TEXT PROVIDED:
Minikube

Contents

This section briefly describes how to install and set up minikube for testing the operator.

Prerequisites

You need to have installed these programs on your computer:

Minikube

Is local Kubernetes, focusing on making it easy to learn and develop for Kubernetes. Download it here.

VirtualBox

Is a virtualization software. You can use other virtual machine or container manager with Minikube but VirtualBox has proven most stable for minikube. Download it here.

Kubectl

Is the Kubernetes command-line tool, kubectl, allows you to run commands against Kubernetes clusters. Download it here.

Setup

Once you have minikube working, it is quite easy to start a local cluster.

You can run a cluster with less resources, but it won’t be able to run any workloads. The amount of resources in this example won’t let you run XP clusters. Feel free to add more juice if your machine can handle it.
On Macbook clients with m1 chip, the virtualbox vm-driver is not supported and use "docker" instead of "virtualbox" as a vm-driver option.
$ minikube start \
	--cpus=2 \
	--memory=4gb \
	--disk-size=10gb \
	--vm-driver=virtualbox \
	--kubernetes-version=v1.19.11

* Using the virtualbox driver based on user configuration
* Starting control plane node minikube in cluster minikube
* Creating virtualbox VM (CPUs=2, Memory=4096MB, Disk=10240MB) ...
* Preparing Kubernetes v1.19.11 on Docker 20.10.4 ...
  - Generating certificates and keys ...
  - Booting up control plane ...
  - Configuring RBAC rules ...
* Verifying Kubernetes components...
* Enabled addons: storage-provisioner, default-storageclass
* Done! kubectl is now configured to use "minikube" cluster and "default" namespace by default

When your cluster is up, it is good to add the ingress controller to it to test load balancing:

$ minikube addons enable ingress

* Verifying ingress addon...
* The 'ingress' addon is enabled

Verify

Verify your setup by running:

$ kubectl cluster-info

Kubernetes control plane is running at https://192.168.99.252:8443
KubeDNS is running at https://192.168.99.252:8443/api/v1/namespaces/kube-system/services/kube-dns:dns/proxy

To further debug and diagnose cluster problems, use 'kubectl cluster-info dump'.

Teardown

Once you are done with your cluster, you can delete the machine and all the data by running:

$ minikube delete

* Deleting "minikube" in virtualbox ...
* Removed all traces of the "minikube" cluster.

EXERCISE GOAL: According to the minikube setup guide, which vm-driver option should MacBook clients with an M1 chip use instead of "virtualbox"?

MATERIAL SUPPLIED:
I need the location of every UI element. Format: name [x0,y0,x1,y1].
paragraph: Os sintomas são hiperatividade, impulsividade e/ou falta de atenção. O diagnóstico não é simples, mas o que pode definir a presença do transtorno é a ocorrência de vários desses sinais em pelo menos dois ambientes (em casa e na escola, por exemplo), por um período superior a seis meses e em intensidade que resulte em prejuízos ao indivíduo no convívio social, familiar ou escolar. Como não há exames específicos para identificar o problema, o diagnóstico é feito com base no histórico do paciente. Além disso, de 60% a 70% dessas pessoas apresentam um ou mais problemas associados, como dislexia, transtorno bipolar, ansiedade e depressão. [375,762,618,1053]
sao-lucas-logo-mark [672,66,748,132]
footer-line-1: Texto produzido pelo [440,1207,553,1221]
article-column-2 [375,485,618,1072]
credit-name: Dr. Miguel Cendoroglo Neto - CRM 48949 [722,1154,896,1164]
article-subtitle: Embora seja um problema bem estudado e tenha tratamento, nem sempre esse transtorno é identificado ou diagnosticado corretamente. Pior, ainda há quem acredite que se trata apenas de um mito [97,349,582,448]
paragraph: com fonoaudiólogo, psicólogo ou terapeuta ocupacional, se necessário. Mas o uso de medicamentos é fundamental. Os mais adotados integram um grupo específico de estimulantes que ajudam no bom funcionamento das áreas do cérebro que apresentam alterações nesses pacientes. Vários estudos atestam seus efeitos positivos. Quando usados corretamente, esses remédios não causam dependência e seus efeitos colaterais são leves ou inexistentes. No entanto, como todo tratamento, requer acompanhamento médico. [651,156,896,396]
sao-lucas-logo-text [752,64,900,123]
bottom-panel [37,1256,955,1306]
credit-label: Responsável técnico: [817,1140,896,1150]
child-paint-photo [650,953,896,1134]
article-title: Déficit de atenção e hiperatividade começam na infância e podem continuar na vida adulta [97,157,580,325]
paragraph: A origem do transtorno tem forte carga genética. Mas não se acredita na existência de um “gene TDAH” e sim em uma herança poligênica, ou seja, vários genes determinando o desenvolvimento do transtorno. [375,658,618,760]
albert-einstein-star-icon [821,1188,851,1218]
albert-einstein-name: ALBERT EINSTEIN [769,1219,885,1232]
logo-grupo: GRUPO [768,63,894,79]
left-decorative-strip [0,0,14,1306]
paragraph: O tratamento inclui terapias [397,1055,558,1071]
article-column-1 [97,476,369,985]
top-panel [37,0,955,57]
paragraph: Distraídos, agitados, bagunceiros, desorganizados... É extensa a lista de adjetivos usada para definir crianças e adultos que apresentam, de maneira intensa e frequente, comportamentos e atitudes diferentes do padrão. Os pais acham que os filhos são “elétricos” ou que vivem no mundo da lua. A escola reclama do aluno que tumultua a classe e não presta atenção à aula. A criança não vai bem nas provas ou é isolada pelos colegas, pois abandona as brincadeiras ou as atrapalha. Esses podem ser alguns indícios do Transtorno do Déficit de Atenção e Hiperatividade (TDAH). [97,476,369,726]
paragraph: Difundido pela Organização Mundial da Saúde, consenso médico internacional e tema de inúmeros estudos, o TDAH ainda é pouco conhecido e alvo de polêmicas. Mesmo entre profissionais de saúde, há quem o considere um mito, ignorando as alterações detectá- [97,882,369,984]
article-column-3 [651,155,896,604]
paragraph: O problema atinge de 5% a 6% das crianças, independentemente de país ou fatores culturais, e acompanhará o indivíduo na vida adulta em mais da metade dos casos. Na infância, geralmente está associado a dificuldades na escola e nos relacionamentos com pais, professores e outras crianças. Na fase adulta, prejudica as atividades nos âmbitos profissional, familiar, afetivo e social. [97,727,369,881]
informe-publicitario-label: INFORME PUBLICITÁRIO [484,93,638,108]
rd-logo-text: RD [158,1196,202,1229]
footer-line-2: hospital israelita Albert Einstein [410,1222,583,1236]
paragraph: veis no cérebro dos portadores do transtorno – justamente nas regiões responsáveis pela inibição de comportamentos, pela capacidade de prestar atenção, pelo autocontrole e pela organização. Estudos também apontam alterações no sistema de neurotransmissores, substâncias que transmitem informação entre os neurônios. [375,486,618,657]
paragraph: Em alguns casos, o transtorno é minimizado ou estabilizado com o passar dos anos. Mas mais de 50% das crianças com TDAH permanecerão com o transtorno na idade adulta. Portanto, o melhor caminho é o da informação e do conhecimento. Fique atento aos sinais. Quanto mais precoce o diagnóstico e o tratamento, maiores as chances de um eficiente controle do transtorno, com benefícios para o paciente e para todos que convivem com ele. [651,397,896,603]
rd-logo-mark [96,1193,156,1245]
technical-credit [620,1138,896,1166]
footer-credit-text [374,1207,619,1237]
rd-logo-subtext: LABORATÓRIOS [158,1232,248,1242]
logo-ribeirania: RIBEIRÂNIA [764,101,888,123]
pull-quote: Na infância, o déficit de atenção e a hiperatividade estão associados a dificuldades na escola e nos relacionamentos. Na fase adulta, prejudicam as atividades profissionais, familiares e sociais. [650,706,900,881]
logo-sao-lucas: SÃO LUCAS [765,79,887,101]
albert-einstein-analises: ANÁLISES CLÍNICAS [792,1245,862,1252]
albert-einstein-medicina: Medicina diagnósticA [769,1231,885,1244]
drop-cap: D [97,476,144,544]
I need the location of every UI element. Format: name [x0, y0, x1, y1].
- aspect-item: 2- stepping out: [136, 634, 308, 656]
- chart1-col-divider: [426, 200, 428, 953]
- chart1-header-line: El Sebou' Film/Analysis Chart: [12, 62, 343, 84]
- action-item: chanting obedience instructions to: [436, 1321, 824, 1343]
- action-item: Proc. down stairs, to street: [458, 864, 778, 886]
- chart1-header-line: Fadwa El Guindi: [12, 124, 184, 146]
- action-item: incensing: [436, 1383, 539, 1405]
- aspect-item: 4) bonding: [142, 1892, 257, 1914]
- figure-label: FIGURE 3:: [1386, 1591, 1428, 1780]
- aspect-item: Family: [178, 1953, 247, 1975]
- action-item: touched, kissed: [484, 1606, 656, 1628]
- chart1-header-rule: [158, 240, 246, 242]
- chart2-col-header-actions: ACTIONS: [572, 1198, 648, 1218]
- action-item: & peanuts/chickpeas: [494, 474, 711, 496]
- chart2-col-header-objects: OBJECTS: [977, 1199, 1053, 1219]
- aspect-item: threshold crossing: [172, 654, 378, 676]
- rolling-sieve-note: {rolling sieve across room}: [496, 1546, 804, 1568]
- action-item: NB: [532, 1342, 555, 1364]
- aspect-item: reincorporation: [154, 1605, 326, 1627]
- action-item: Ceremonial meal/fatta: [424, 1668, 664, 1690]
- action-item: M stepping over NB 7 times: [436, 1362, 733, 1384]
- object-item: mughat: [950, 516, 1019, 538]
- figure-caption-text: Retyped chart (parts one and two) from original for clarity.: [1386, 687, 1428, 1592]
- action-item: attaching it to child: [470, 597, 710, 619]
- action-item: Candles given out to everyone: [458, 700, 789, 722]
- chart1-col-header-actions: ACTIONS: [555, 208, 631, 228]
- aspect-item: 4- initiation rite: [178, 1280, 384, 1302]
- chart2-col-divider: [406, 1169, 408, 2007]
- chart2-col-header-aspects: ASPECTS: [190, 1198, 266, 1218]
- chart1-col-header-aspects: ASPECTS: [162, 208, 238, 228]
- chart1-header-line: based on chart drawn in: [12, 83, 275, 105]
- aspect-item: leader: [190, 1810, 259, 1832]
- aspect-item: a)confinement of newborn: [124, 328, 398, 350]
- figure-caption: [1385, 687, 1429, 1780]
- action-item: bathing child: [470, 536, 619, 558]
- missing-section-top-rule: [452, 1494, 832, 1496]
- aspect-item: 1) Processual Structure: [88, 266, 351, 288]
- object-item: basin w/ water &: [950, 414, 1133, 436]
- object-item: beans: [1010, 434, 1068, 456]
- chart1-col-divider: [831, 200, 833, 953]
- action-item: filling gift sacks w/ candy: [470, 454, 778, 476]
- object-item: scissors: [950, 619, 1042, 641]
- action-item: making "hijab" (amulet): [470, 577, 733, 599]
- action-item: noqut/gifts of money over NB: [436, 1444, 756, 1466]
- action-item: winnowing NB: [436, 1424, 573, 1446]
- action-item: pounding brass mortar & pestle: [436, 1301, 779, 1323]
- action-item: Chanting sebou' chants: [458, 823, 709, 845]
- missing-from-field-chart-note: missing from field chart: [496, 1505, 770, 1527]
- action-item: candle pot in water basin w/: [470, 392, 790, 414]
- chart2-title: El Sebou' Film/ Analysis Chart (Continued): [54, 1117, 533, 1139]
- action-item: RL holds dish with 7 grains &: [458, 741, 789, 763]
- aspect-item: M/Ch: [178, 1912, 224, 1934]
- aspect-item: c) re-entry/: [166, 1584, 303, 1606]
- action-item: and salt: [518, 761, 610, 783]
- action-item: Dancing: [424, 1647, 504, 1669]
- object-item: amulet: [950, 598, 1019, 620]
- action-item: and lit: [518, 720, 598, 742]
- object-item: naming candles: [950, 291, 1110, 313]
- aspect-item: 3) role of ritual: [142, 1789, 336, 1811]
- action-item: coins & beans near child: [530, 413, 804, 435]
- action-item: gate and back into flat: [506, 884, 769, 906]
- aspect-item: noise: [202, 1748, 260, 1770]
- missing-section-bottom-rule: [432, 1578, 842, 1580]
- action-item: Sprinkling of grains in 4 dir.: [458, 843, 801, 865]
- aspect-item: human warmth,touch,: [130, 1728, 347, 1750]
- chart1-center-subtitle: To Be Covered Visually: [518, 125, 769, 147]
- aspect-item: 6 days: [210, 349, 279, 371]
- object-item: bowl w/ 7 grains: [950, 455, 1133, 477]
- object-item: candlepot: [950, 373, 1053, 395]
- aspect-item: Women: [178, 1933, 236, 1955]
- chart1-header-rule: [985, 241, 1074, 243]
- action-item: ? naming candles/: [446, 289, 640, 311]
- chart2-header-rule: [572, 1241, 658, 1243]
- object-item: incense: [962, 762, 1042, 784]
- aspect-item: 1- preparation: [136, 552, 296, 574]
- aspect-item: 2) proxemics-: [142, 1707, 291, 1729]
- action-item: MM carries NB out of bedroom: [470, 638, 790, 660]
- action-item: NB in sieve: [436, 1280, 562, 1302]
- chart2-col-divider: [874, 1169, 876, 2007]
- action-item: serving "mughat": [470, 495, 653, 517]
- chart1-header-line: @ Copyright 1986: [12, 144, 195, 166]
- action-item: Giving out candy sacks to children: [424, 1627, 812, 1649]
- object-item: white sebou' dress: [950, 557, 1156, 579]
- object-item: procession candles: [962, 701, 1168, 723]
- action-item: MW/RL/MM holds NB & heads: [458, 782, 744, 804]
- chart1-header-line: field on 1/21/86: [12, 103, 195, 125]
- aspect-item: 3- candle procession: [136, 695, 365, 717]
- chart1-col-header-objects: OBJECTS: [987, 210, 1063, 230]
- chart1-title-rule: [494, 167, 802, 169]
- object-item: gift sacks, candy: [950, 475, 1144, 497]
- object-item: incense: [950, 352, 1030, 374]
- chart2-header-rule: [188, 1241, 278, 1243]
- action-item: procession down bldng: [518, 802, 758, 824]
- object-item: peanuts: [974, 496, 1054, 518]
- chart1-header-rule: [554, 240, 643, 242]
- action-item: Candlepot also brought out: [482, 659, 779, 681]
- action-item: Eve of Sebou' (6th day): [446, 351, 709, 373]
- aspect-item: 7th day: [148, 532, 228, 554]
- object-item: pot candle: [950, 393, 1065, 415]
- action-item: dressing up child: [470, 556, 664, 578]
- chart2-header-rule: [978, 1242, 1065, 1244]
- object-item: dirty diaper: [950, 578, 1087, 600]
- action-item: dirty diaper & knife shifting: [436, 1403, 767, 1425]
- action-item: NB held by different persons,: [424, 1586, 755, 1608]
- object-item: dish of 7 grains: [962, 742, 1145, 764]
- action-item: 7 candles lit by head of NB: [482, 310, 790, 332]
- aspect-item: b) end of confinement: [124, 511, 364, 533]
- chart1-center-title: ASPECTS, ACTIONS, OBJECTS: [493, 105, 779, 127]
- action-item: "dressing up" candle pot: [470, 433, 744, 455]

WORKED SOLUTION: They should use "docker".